Output all entries verbatim. Skip pictures.

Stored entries
— START —

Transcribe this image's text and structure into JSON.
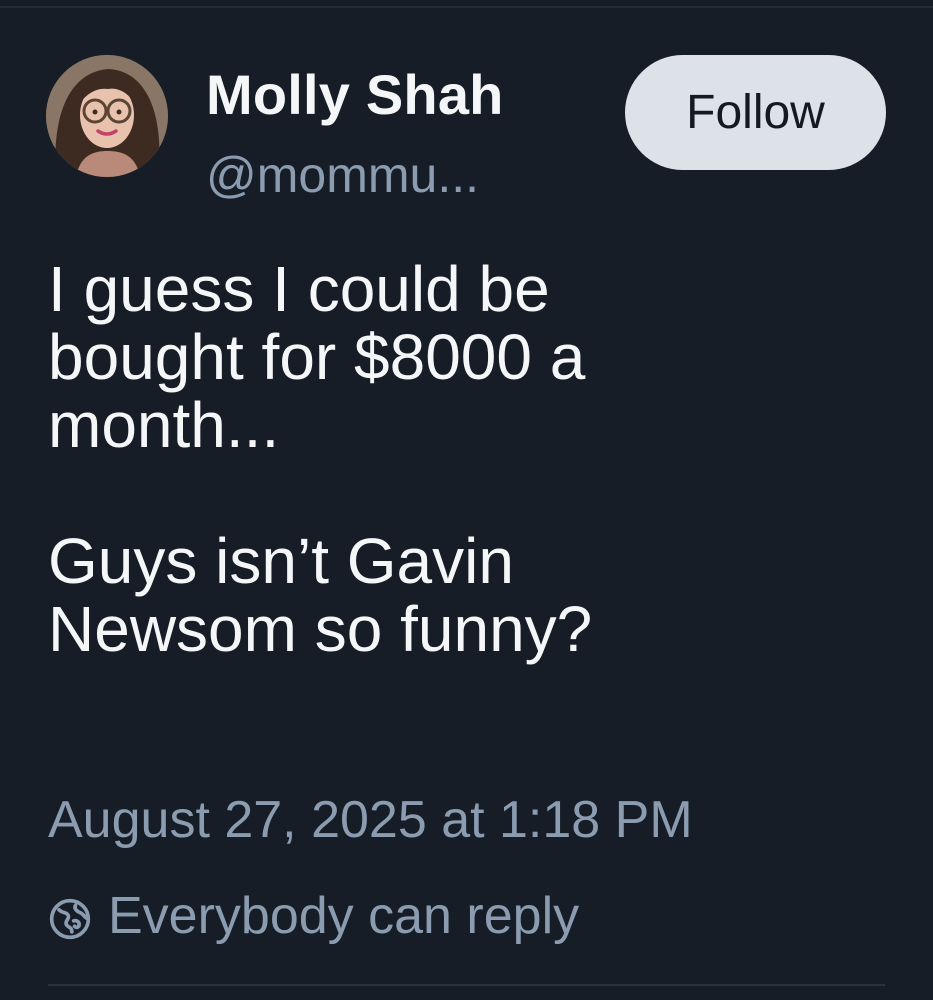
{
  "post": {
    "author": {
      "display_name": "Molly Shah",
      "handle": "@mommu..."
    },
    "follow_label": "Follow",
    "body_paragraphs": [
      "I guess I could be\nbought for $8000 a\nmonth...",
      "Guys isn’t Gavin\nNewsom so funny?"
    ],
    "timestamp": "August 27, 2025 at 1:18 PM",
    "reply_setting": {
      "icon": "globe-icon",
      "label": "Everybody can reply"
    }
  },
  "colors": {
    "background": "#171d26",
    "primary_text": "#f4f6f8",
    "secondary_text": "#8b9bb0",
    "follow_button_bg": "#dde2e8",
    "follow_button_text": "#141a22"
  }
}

— END —

**Solution:**
Transcribe this image's text and structure into JSON.
{
  "post": {
    "author": {
      "display_name": "Molly Shah",
      "handle": "@mommu..."
    },
    "follow_label": "Follow",
    "body_paragraphs": [
      "I guess I could be\nbought for $8000 a\nmonth...",
      "Guys isn’t Gavin\nNewsom so funny?"
    ],
    "timestamp": "August 27, 2025 at 1:18 PM",
    "reply_setting": {
      "icon": "globe-icon",
      "label": "Everybody can reply"
    }
  },
  "colors": {
    "background": "#171d26",
    "primary_text": "#f4f6f8",
    "secondary_text": "#8b9bb0",
    "follow_button_bg": "#dde2e8",
    "follow_button_text": "#141a22"
  }
}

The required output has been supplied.